PROBLEMS:
a) For each statement below, say whether it agrees with the GLM function reference. Answer yes or no and quote the words from the reference that settle it.
(i) The maxit argument defaults to 25.
(ii) A Poisson GLM commonly uses weights.
(iii) The response in the formula may be a character column.
b) According to the GLM function reference, why must you set a weight at least as large as the response value when the response value is greater than 1?
c) Extend the GLM function reference past its last line.

QUOTED PASSAGE:
Teradata R Package Function Reference | 17.00 - 17.00 - GLM - Teradata R Package

Teradata® R Package Function Reference

prodname
Teradata R Package
vrm_release
17.00
created_date
September 2020
category
Programming Reference
featnum
B700-4007-090K

Description

The generalized linear model (GLM) is an extension of the linear regression model that enables the linear equation to be related to the dependent variables by a link function. GLM performs linear regression analysis for distribution functions using a user-specified distribution family and link function. GLM selects the link function based upon the distribution family and the assumed nonlinear distribution of expected outcomes. The table in background describes the supported link function combinations.

Usage

  td_glm_mle (
      formula = NULL,
      family = "gaussian",
      linkfunction = "CANONICAL",
      data = NULL,
      weights = "1.0",
      threshold = 0.01,
      maxit = 25,
      step = FALSE,
      intercept = TRUE,
      data.sequence.column = NULL
  )

Arguments

formula

Required Argument.
An object of class "formula". Specifies the model to be fitted. Only basic formula of the (col1 ~ col2 + col3 +...) form are supported and all variables must be from the same tbl_teradata object. The response should be column of type numeric or logical.

family

Optional Argument.
Specifies the distribution exponential family.
Default Value: "gaussian"
Permitted Values: LOGISTIC, BINOMIAL, POISSON, GAUSSIAN, GAMMA, INVERSE_GAUSSIAN, NEGATIVE_BINOMIAL
Types: character

linkfunction

Optional Argument.
Specifies the canonical link functions (default link functions) and the link functions that are allowed.
Default Value: "CANONICAL"
Permitted Values: CANONICAL, IDENTITY, INVERSE, LOG, COMPLEMENTARY_LOG_LOG, SQUARE_ROOT, INVERSE_MU_SQUARED, LOGIT, PROBIT, CAUCHIT
Types: character

data

Required Argument.
Specifies the name of the tbl_teradata that contains the columns.

weights

Optional Argument.
Specifies the name of an input tbl_teradata column that contains the weights to assign to responses. You can use non-NULL weights to indicate that different observations have different dispersions (with the weights being inversely proportional to the dispersions). Equivalently, when the weights are positive integers wi, each response yi is the mean of wi unit-weight observations. A binomial GLM uses prior weights to give the number of trials when the response is the proportion of successes. A Poisson GLM rarely uses weights. If the weight is less than the response value, then the function throws an exception. Therefore, if the response value is greater than 1 (the default weight), then you must specify a weight that is greater than or equal to the response value.
Default Value: "1.0"
Types: character

threshold

Optional Argument.
Specifies the convergence threshold.
Default Value: 0.01
Types: numeric

maxit

Optional Argument.
Specifies the maximum number of iterations that the algorithm runs before quitting, if the convergence threshold is not met.
Default Value: 25
Types: integer

step

Optional Argument.
Specifies whether the function uses a step. If the function uses a step, then it runs with the GLM model that has the lowest Akaike information criterion (AIC) score, drops one predictor from the current predictor group, and repeats this process until no predictor remains.
Default Value: FALSE
Types: logical

intercept

Optional Argument.

SUPPLIED MATERIAL:
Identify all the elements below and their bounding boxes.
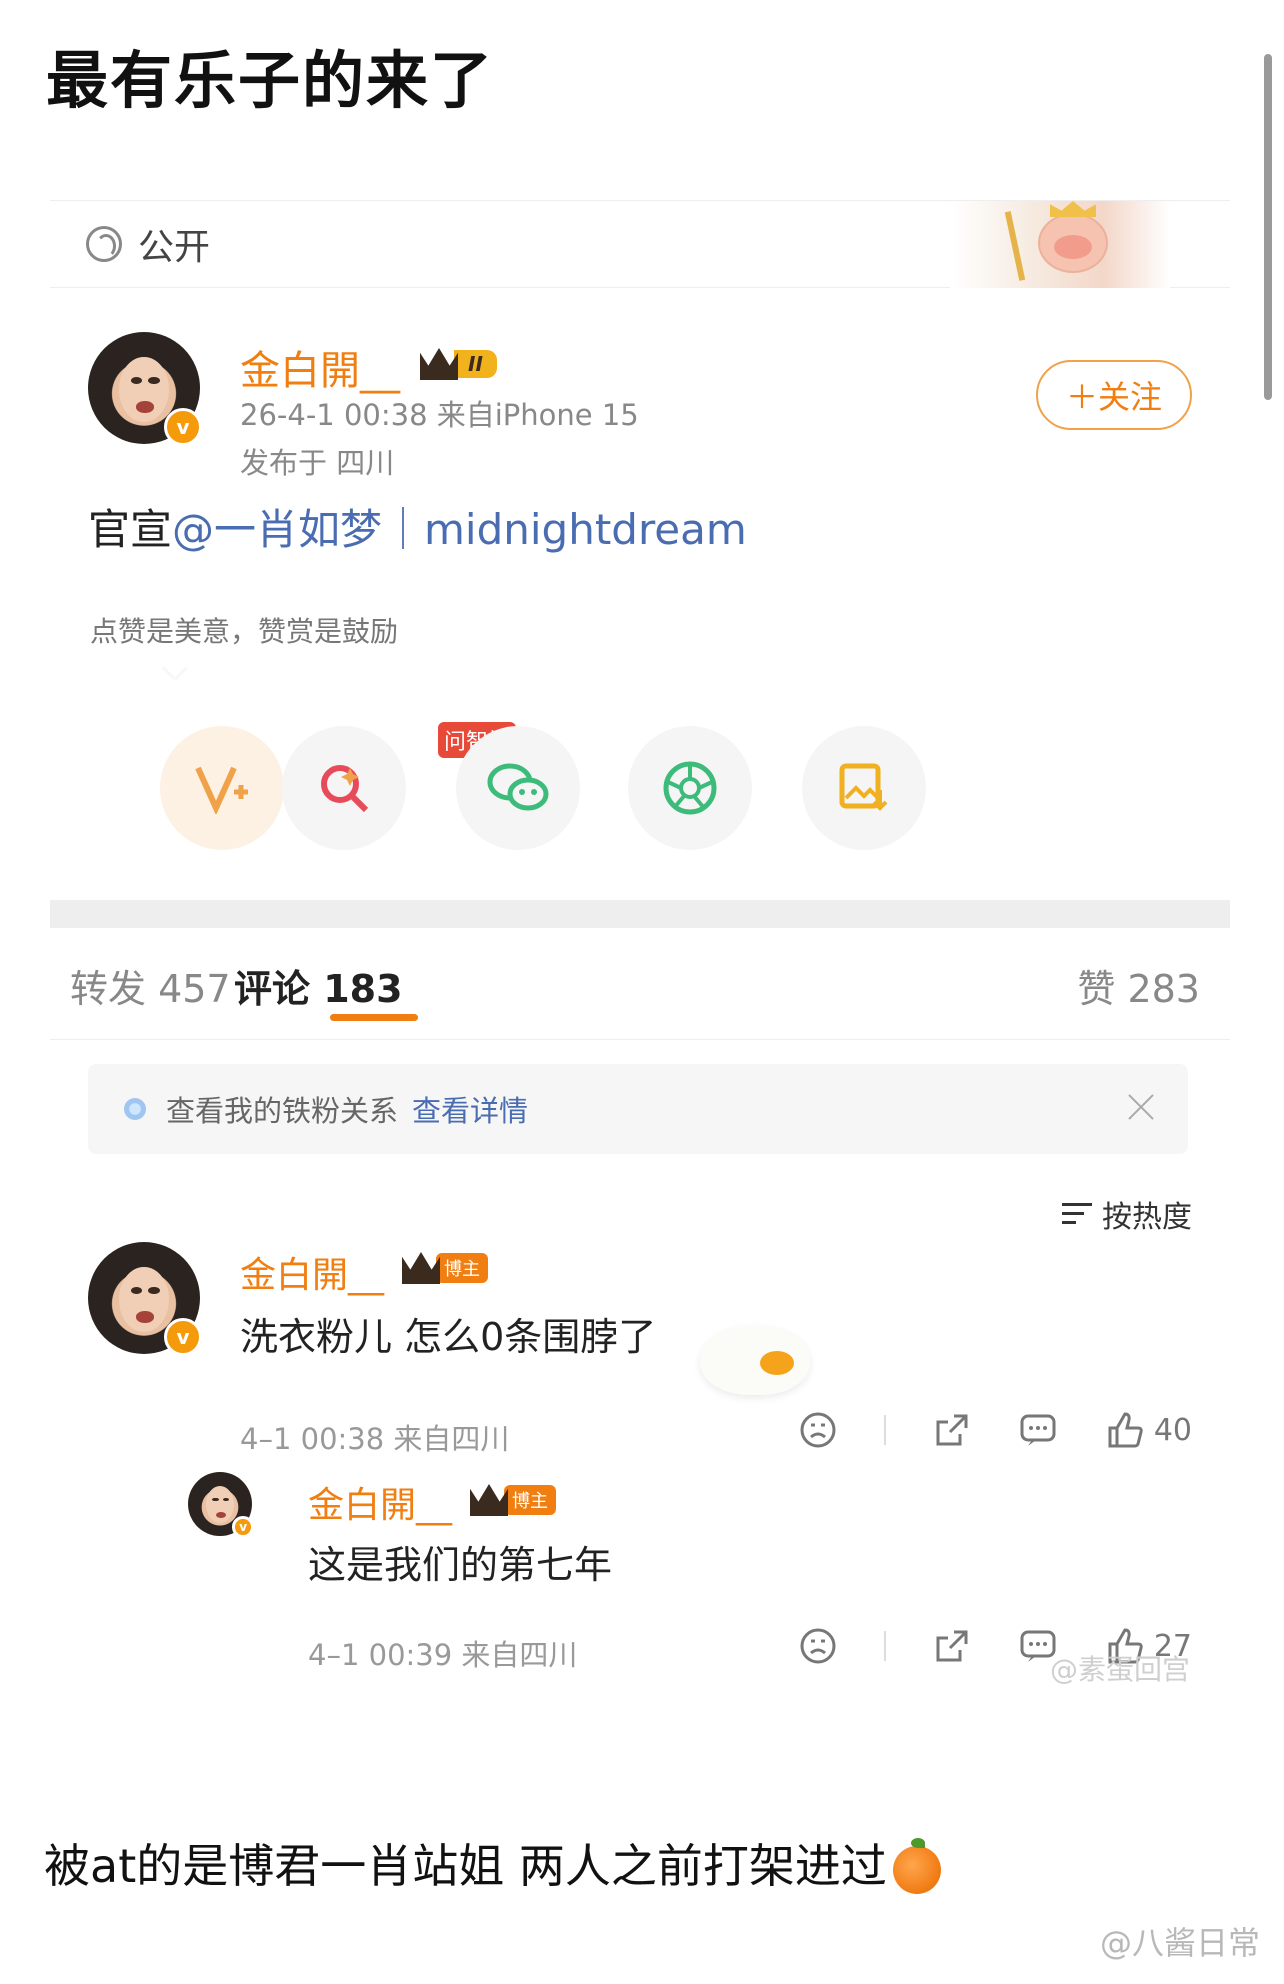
reply-time: 4–1 00:39 来自四川 (308, 1638, 578, 1672)
sort-label: 按热度 (1102, 1200, 1192, 1235)
dislike-face-icon[interactable] (798, 1626, 838, 1666)
sort-icon (1062, 1201, 1092, 1227)
page: { "headline": "最有乐子的来了", "post": { "visi… (0, 0, 1284, 1984)
like-icon[interactable] (1104, 1410, 1144, 1450)
blogger-badge: 博主 (402, 1250, 488, 1286)
follow-button[interactable]: ＋关注 (1036, 360, 1192, 430)
interaction-tabs: 转发 457 评论 183 赞 283 (50, 928, 1230, 1040)
wechat-icon (487, 763, 549, 811)
share-icon[interactable] (932, 1410, 972, 1450)
save-image-button[interactable] (802, 726, 926, 850)
blogger-badge: 博主 (470, 1482, 556, 1518)
ask-search-icon (321, 765, 369, 813)
fan-relation-bar[interactable]: 查看我的铁粉关系 查看详情 (88, 1064, 1188, 1154)
post-mention[interactable]: @一肖如梦｜midnightdream (172, 505, 747, 554)
comment-actions: 40 (752, 1410, 1192, 1450)
visibility-bar: 公开 (50, 200, 1230, 289)
inner-watermark: @素蛋回宫 (1050, 1653, 1191, 1686)
scrollbar[interactable] (1264, 54, 1272, 400)
avatar[interactable]: v (88, 332, 202, 446)
close-icon[interactable] (1124, 1090, 1158, 1124)
ask-search-button[interactable] (282, 726, 406, 850)
reward-v-icon (195, 766, 248, 814)
reward-button[interactable] (160, 726, 284, 850)
tab-repost[interactable]: 转发 457 (70, 958, 231, 1013)
crown-icon (470, 1484, 508, 1516)
fried-egg-sticker (700, 1325, 810, 1395)
tab-comments[interactable]: 评论 183 (234, 958, 403, 1013)
headline: 最有乐子的来了 (46, 44, 495, 117)
share-actions: 问智搜 (50, 722, 1230, 866)
separator (883, 1631, 886, 1661)
comment-avatar[interactable]: v (88, 1242, 202, 1356)
globe-icon (86, 226, 122, 262)
separator (883, 1415, 886, 1445)
comment-author[interactable]: 金白開__ (240, 1246, 384, 1298)
section-divider (50, 900, 1230, 928)
reply-icon[interactable] (1018, 1410, 1058, 1450)
pig-decoration-image (950, 201, 1170, 289)
author-name[interactable]: 金白開__ (240, 338, 400, 396)
moments-share-button[interactable] (628, 726, 752, 850)
footer-watermark: @八酱日常 (1099, 1924, 1260, 1962)
like-count: 40 (1153, 1412, 1192, 1448)
wechat-share-button[interactable] (456, 726, 580, 850)
reply-avatar[interactable]: v (188, 1472, 254, 1538)
post-location: 发布于 四川 (240, 446, 395, 480)
moments-icon (663, 761, 717, 815)
verified-icon: v (163, 1317, 202, 1356)
level-badge[interactable]: II (420, 346, 497, 382)
post-text-prefix: 官宣 (88, 505, 173, 554)
caption-text: 被at的是博君一肖站姐 两人之前打架进过 (44, 1839, 887, 1893)
post-card: v 金白開__ II 26-4-1 00:38 来自iPhone 15 发布于 … (50, 288, 1230, 748)
fan-relation-text: 查看我的铁粉关系 (166, 1094, 399, 1128)
verified-icon: v (232, 1516, 254, 1538)
orange-emoji-icon (892, 1837, 941, 1894)
save-image-icon (839, 763, 888, 811)
fan-icon (124, 1098, 146, 1120)
crown-icon (402, 1252, 440, 1284)
post-text: 官宣@一肖如梦｜midnightdream (88, 496, 747, 557)
comment-text: 洗衣粉儿 怎么0条围脖了 (240, 1315, 657, 1359)
visibility-label: 公开 (138, 227, 211, 268)
active-tab-indicator (330, 1014, 418, 1021)
verified-icon: v (163, 407, 202, 446)
sort-button[interactable]: 按热度 (1062, 1192, 1192, 1236)
dislike-face-icon[interactable] (798, 1410, 838, 1450)
tab-likes[interactable]: 赞 283 (1077, 958, 1200, 1013)
crown-icon (420, 348, 458, 380)
reply-author[interactable]: 金白開__ (308, 1476, 452, 1528)
caption: 被at的是博君一肖站姐 两人之前打架进过 (44, 1830, 941, 1896)
weibo-screenshot: 公开 v 金白開__ II 26-4-1 00:38 来自iPhone 15 发… (50, 200, 1230, 1760)
fan-relation-link[interactable]: 查看详情 (412, 1088, 528, 1130)
share-icon[interactable] (932, 1626, 972, 1666)
reply-text: 这是我们的第七年 (308, 1543, 613, 1587)
comment-time: 4–1 00:38 来自四川 (240, 1422, 510, 1456)
post-time-source: 26-4-1 00:38 来自iPhone 15 (240, 398, 639, 432)
reward-tip: 点赞是美意，赞赏是鼓励 (80, 600, 409, 666)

EXERCISE ANSWERS:
a)
(i) Yes: "Default Value: 25"
(ii) No: "A Poisson GLM rarely uses weights."
(iii) No: "The response should be column of type numeric or logical."

b) The function throws an exception if the weight is less than the response value. The default weight is 1, so any response value greater than 1 needs a weight greater than or equal to that response value.

c)
Specifies whether the function uses an intercept. For example, in B0+B1*X1+B2*X2+ ....+BpXp, the intercept is B0.
Default Value: TRUE
Types: logical

data.sequence.column

Optional Argument.
Specifies the vector of column(s) that uniquely identifies each row of the input argument "data". The argument is used to ensure deterministic results for functions which produce results that vary from run to run.
Types: character OR vector of Strings (character)

Value

Function returns an object of class "td_glm_mle" which is a named list containing objects of class "tbl_teradata".
Named list members can be referenced directly with the "$" operator using following names:

  1. coefficients

  2. output

Examples

    # Get the current context/connection
    con <- td_get_context()$connection
    
    # Load example data.
    loadExampleData("glm_example", "admissions_train", "housing_train")

    # Create object(s) of class "tbl_teradata".
    admissions_train <- tbl(con, "admissions_train")
    housing_train <- tbl(con, "housing_train")

    # Example 1 -
    td_glm_out1 <- td_glm_mle(formula = (admitted ~ stats + masters + gpa + programming),
                              family = "LOGISTIC",
                              linkfunction = "LOGIT",
                              data = admissions_train,
                              weights = "1",
                              threshold = 0.01,
                              maxit = 25,
                              step = FALSE,
                              intercept = TRUE
                              )

    # Example 2 -
    td_glm_out2 <- td_glm_mle(formula = (admitted ~ stats + masters + gpa + programming),
                              family = "LOGISTIC",
                              linkfunction = "LOGIT",
                              data = admissions_train,
                              weights = "1",
                              threshold = 0.01,
                              maxit = 25,
                              step = TRUE,
                              intercept = TRUE
                              )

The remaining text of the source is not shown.